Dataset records
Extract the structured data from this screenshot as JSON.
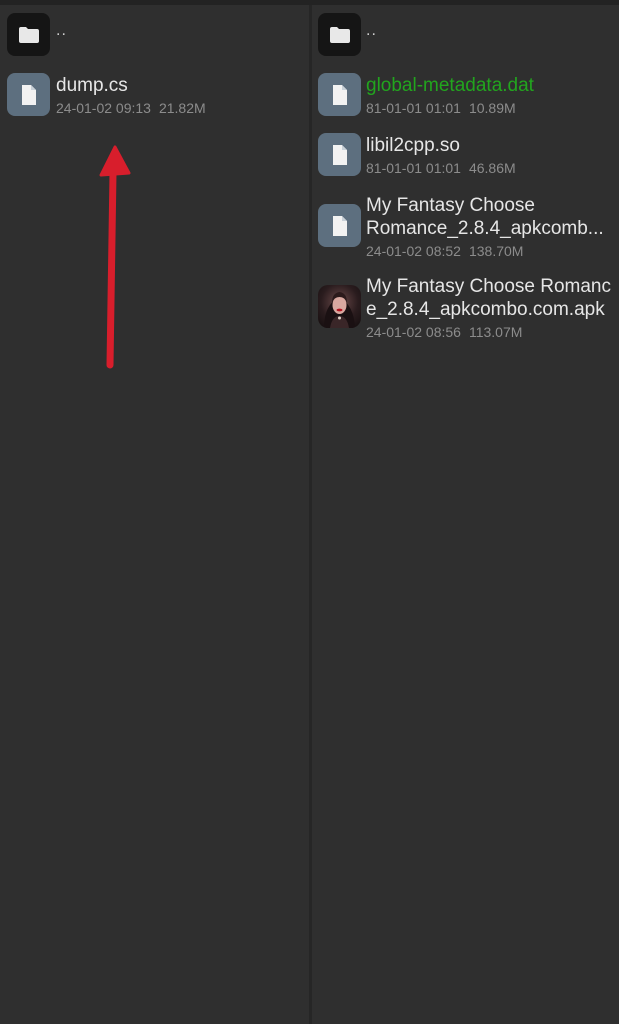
{
  "left_pane": {
    "parent": {
      "label": "..",
      "icon": "folder-icon"
    },
    "files": [
      {
        "name": "dump.cs",
        "date": "24-01-02 09:13",
        "size": "21.82M",
        "icon": "file-icon"
      }
    ]
  },
  "right_pane": {
    "parent": {
      "label": "..",
      "icon": "folder-icon"
    },
    "files": [
      {
        "name": "global-metadata.dat",
        "date": "81-01-01 01:01",
        "size": "10.89M",
        "icon": "file-icon",
        "highlight_color": "#22a51e"
      },
      {
        "name": "libil2cpp.so",
        "date": "81-01-01 01:01",
        "size": "46.86M",
        "icon": "file-icon"
      },
      {
        "name_line1": "My Fantasy Choose",
        "name_line2": "Romance_2.8.4_apkcomb...",
        "date": "24-01-02 08:52",
        "size": "138.70M",
        "icon": "file-icon"
      },
      {
        "name_line1": "My Fantasy Choose Romanc",
        "name_line2": "e_2.8.4_apkcombo.com.apk",
        "date": "24-01-02 08:56",
        "size": "113.07M",
        "icon": "apk-app-icon"
      }
    ]
  },
  "annotation": {
    "arrow_color": "#d81e2c",
    "arrow_icon": "red-arrow-up-icon"
  }
}
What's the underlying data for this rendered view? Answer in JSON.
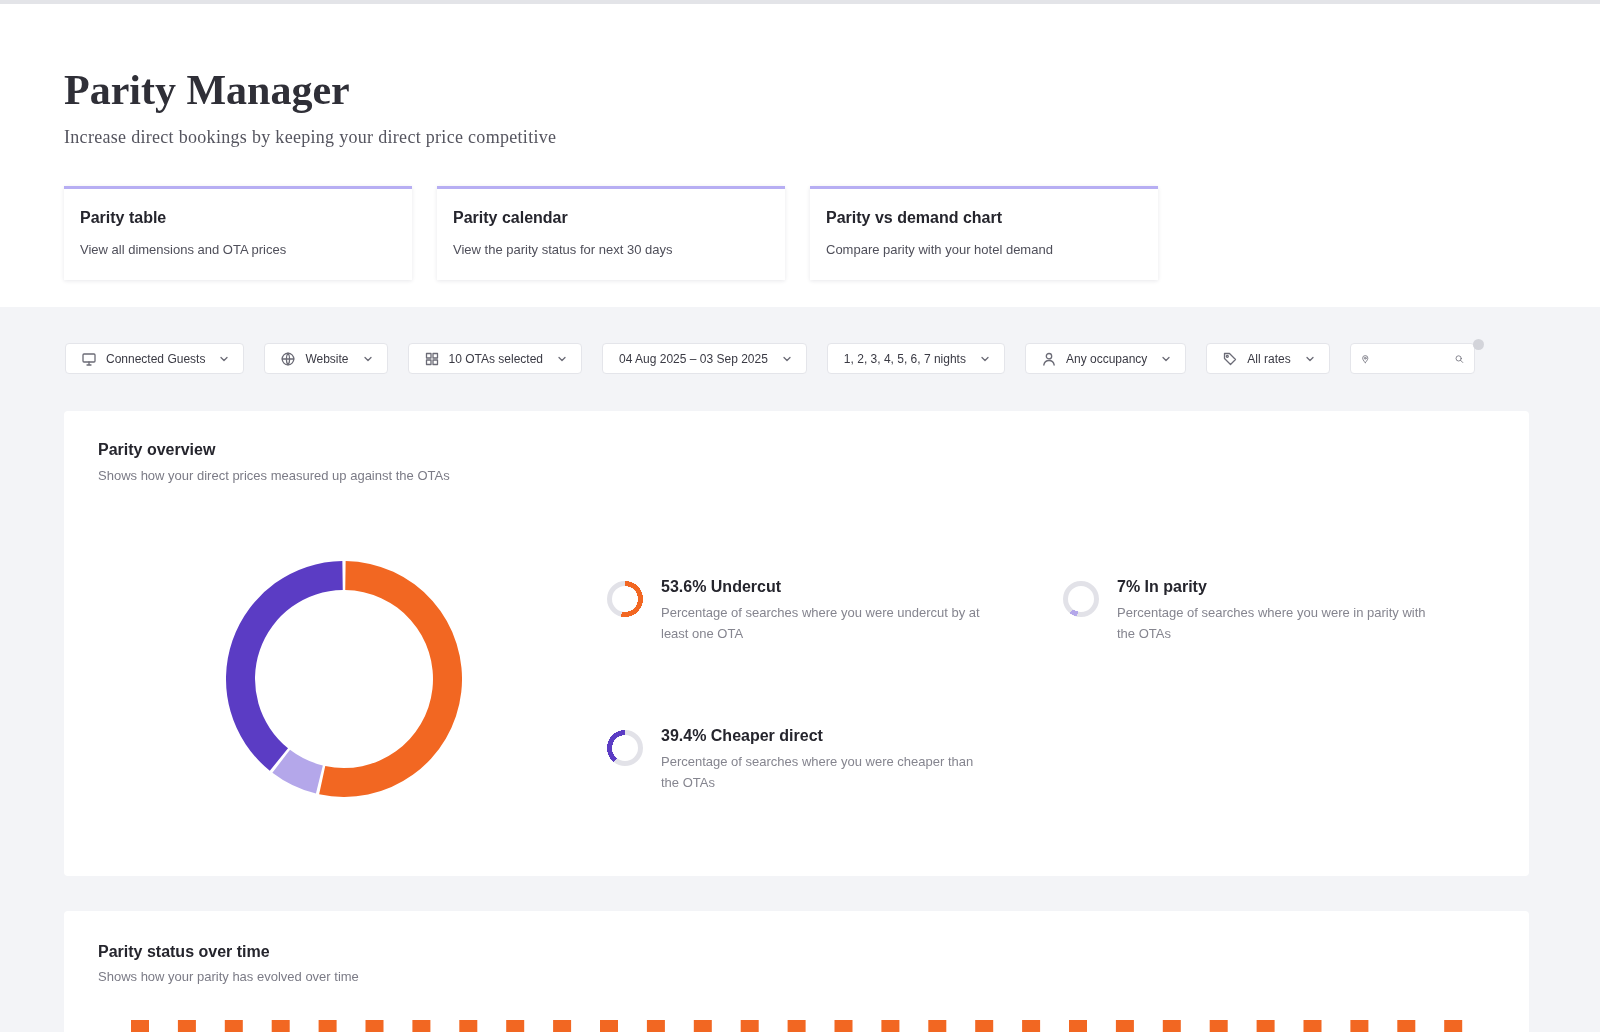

▶ What this task involves:
Except for the pictures, copy every line of the records above exactly.

▶ Task answer:
Extract the structured data from this screenshot as JSON.
{
  "left_pane": {
    "parent": {
      "label": "..",
      "icon": "folder-icon"
    },
    "files": [
      {
        "name": "dump.cs",
        "date": "24-01-02 09:13",
        "size": "21.82M",
        "icon": "file-icon"
      }
    ]
  },
  "right_pane": {
    "parent": {
      "label": "..",
      "icon": "folder-icon"
    },
    "files": [
      {
        "name": "global-metadata.dat",
        "date": "81-01-01 01:01",
        "size": "10.89M",
        "icon": "file-icon",
        "highlight_color": "#22a51e"
      },
      {
        "name": "libil2cpp.so",
        "date": "81-01-01 01:01",
        "size": "46.86M",
        "icon": "file-icon"
      },
      {
        "name_line1": "My Fantasy Choose",
        "name_line2": "Romance_2.8.4_apkcomb...",
        "date": "24-01-02 08:52",
        "size": "138.70M",
        "icon": "file-icon"
      },
      {
        "name_line1": "My Fantasy Choose Romanc",
        "name_line2": "e_2.8.4_apkcombo.com.apk",
        "date": "24-01-02 08:56",
        "size": "113.07M",
        "icon": "apk-app-icon"
      }
    ]
  },
  "annotation": {
    "arrow_color": "#d81e2c",
    "arrow_icon": "red-arrow-up-icon"
  }
}
What's the underlying data for this rendered view? Answer in JSON.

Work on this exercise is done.